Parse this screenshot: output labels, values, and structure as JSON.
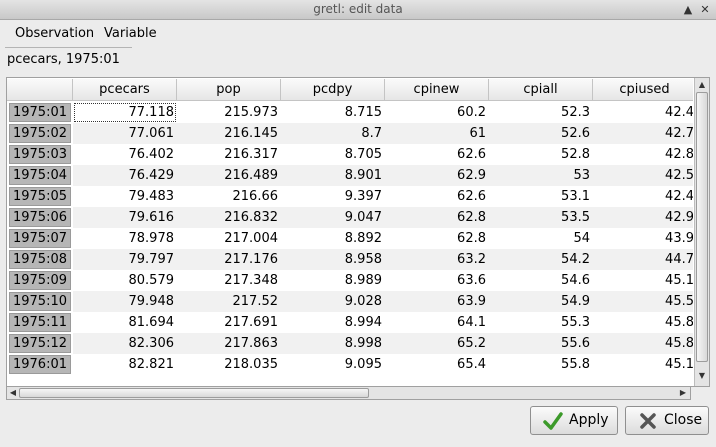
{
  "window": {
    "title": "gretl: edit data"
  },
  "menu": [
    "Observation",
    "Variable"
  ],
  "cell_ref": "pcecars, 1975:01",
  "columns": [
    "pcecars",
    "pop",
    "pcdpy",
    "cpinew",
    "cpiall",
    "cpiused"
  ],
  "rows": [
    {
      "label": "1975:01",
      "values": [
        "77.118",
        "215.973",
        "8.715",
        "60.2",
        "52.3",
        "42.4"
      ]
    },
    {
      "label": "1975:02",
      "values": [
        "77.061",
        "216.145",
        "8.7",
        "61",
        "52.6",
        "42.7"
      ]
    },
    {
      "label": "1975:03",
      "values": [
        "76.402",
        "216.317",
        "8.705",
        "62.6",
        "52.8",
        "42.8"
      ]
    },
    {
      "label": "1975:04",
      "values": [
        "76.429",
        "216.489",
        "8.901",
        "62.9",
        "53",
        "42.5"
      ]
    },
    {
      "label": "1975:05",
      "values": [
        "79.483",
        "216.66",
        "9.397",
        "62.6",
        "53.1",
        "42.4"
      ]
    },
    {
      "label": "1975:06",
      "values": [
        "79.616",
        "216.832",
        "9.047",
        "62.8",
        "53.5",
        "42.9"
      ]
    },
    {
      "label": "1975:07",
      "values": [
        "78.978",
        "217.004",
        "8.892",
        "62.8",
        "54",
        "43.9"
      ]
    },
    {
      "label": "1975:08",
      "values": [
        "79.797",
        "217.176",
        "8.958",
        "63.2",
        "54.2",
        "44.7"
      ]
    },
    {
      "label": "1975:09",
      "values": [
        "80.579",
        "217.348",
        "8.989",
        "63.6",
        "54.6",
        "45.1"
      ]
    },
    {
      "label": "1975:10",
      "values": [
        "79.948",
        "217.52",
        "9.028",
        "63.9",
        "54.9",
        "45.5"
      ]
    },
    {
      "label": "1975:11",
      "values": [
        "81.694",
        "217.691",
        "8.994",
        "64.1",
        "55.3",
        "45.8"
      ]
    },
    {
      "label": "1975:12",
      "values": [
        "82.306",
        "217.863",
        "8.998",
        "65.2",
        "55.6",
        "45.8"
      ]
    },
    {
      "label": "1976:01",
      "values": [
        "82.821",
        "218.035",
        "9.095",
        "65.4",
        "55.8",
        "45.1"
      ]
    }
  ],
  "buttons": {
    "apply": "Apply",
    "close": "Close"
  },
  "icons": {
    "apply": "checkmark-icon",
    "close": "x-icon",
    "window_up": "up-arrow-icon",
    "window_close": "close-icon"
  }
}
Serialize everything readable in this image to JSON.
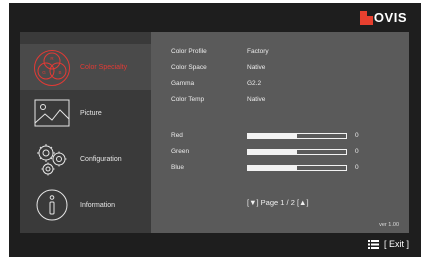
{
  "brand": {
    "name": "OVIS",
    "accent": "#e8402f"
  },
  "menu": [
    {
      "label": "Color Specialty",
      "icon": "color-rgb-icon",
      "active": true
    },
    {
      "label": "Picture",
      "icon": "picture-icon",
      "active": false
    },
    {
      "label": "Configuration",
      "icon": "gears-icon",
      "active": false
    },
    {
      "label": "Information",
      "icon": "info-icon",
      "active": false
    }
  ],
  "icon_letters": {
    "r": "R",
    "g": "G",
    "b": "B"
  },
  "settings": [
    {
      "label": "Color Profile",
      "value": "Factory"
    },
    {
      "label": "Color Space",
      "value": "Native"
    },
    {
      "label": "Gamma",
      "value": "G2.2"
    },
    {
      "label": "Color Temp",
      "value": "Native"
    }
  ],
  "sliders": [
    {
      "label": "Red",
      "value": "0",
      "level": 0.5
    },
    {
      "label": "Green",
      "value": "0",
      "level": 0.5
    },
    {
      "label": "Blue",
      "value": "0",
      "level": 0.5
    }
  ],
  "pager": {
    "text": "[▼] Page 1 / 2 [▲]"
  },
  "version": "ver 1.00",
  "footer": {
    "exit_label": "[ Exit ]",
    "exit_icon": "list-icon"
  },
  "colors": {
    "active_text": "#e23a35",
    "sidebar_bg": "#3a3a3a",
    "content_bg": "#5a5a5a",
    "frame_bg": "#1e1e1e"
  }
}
==
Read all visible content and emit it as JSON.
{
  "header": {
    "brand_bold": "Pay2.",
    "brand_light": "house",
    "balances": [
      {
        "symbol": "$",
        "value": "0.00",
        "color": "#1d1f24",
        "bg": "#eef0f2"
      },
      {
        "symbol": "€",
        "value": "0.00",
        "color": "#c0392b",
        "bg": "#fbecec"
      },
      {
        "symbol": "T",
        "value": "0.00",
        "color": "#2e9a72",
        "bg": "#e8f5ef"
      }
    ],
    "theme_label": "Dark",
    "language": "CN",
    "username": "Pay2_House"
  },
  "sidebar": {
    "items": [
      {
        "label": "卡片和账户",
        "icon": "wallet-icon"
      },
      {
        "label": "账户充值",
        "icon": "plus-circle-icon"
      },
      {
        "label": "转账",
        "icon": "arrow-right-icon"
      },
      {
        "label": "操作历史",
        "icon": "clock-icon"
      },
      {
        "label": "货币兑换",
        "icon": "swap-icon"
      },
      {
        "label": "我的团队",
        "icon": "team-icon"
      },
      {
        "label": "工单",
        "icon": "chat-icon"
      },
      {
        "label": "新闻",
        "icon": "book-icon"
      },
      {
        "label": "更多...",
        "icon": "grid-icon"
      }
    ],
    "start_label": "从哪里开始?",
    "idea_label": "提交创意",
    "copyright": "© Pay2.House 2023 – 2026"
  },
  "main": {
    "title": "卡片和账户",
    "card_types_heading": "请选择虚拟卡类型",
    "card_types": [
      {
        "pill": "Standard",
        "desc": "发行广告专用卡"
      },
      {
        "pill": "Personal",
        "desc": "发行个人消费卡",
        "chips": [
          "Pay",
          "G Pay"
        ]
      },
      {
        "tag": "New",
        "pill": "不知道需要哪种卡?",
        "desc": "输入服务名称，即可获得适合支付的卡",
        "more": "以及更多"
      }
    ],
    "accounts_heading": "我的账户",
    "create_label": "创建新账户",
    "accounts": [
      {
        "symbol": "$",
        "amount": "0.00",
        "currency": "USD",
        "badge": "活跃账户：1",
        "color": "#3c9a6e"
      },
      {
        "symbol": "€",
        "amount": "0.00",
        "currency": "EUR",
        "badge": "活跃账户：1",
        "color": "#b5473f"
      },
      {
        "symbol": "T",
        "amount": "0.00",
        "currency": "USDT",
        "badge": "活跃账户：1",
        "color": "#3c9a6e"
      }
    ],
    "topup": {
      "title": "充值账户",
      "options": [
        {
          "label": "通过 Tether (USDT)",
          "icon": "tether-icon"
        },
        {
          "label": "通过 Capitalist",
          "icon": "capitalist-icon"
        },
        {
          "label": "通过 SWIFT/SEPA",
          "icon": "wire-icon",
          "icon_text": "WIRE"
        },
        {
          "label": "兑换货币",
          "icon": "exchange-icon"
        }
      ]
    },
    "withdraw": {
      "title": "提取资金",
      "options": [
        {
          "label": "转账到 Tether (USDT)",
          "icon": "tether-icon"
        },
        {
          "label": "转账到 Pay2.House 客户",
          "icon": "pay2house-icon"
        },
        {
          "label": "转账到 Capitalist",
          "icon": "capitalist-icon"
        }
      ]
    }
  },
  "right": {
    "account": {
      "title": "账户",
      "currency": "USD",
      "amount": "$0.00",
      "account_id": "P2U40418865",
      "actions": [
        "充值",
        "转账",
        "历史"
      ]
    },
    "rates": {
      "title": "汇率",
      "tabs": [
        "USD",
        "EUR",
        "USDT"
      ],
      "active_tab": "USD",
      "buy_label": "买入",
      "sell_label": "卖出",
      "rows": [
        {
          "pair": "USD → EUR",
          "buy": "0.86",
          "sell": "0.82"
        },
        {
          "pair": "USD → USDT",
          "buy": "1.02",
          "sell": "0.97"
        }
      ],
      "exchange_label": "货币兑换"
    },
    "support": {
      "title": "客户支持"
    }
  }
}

Aim of the task:
Show each line holding the word "title".

Response below:
    "title": "gretl: edit data"
    "title": "卡片和账户",
      "title": "充值账户",
      "title": "提取资金",
      "title": "账户",
      "title": "汇率",
      "title": "客户支持"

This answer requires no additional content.